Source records
## BEGIN
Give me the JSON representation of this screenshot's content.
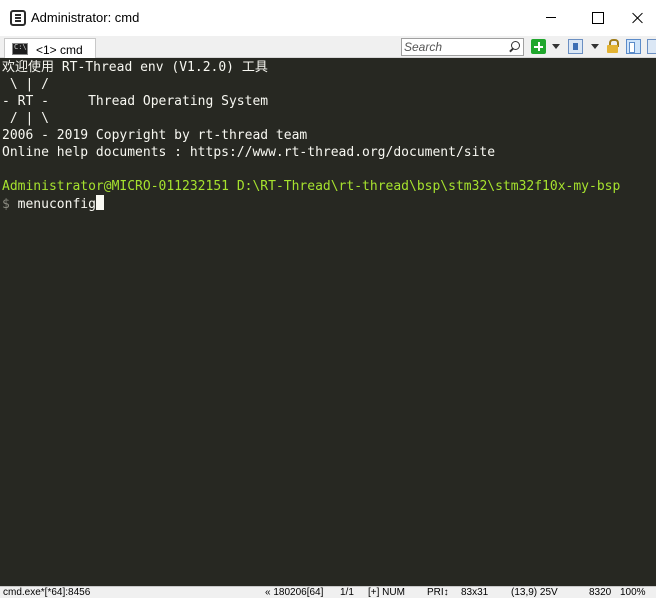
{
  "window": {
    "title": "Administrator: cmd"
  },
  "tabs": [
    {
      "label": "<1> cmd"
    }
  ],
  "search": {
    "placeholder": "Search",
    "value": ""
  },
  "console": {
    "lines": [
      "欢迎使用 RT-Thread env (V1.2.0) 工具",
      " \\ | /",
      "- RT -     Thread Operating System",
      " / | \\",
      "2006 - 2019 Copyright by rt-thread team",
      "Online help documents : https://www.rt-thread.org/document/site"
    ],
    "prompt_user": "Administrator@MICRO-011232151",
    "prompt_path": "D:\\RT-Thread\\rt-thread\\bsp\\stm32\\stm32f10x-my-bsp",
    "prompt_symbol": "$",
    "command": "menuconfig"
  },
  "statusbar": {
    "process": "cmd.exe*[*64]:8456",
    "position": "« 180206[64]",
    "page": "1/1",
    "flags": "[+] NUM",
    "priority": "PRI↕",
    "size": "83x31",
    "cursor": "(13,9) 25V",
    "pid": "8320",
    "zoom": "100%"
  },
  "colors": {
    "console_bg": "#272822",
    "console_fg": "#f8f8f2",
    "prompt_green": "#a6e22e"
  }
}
## END
## BEGIN
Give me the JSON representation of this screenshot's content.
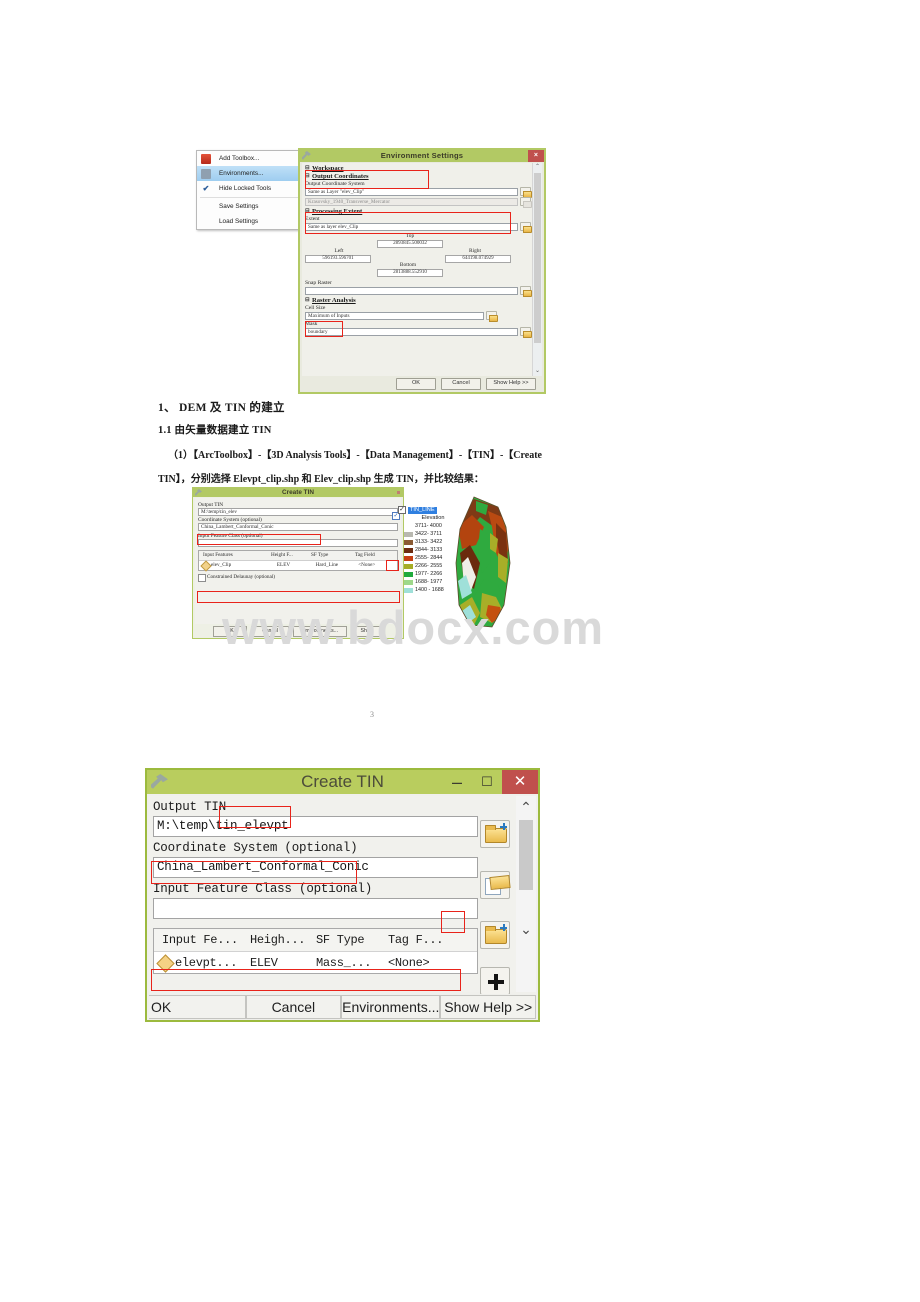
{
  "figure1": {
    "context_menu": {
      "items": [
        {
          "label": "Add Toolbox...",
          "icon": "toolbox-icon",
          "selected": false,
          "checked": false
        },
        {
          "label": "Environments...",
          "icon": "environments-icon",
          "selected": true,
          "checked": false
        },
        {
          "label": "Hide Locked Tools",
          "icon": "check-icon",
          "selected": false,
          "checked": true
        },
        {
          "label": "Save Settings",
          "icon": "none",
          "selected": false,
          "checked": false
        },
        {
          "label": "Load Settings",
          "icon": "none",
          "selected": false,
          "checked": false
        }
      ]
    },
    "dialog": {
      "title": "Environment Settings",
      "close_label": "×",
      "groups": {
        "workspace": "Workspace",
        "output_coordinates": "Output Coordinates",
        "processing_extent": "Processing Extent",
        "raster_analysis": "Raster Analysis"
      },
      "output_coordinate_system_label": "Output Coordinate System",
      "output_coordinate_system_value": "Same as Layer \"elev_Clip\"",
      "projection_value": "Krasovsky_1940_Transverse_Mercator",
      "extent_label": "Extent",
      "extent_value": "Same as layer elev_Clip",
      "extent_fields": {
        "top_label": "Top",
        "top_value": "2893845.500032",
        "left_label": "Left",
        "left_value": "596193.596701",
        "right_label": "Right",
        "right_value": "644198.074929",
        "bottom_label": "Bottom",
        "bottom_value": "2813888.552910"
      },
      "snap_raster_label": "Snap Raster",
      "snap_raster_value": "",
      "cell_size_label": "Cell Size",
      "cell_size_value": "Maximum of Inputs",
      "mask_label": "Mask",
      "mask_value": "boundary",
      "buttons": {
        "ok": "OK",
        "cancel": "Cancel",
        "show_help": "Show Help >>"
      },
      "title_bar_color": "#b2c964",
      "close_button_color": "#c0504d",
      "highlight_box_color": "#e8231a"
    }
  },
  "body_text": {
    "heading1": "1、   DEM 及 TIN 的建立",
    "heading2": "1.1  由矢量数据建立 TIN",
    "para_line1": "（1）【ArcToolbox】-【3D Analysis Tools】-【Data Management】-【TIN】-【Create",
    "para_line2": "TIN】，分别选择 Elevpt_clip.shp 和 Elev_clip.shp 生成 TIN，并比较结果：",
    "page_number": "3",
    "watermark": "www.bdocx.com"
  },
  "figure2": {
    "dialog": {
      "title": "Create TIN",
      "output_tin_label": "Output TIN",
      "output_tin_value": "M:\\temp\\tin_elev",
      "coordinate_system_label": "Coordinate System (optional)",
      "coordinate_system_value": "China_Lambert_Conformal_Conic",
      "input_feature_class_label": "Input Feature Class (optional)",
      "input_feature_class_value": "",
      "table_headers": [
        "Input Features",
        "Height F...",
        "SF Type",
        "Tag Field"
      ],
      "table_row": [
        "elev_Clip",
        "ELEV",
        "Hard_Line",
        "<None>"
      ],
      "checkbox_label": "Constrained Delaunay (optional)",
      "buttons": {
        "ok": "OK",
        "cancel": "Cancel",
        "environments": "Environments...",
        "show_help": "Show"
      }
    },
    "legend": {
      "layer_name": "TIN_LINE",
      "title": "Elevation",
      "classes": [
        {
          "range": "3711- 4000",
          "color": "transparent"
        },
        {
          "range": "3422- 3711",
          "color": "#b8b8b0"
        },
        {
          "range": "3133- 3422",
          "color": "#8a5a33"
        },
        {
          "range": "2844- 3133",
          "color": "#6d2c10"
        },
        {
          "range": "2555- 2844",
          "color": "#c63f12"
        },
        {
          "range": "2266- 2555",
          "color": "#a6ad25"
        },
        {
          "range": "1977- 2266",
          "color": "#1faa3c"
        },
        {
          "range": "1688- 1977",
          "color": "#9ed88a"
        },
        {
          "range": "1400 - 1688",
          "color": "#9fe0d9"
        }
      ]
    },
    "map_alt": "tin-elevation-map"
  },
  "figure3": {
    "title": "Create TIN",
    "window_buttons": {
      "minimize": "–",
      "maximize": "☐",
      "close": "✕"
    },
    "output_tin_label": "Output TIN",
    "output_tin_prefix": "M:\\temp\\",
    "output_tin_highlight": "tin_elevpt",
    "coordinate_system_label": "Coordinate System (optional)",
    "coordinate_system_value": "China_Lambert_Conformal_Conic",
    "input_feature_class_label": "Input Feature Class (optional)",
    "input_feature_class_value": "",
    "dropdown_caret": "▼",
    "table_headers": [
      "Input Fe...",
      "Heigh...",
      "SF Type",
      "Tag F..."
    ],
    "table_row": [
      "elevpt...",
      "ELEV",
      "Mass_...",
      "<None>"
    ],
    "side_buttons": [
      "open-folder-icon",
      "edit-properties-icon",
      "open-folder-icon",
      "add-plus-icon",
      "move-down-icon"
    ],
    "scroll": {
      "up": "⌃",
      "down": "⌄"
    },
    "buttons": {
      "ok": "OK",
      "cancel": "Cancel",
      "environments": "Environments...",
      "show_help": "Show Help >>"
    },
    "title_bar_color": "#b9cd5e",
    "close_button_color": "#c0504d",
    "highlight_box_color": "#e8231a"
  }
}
## END
**WHAT YOU ARE ASKED TO DO**
Report only the number of lines in the data above that contain "Same".

**EXERCISE RESPONSE**
2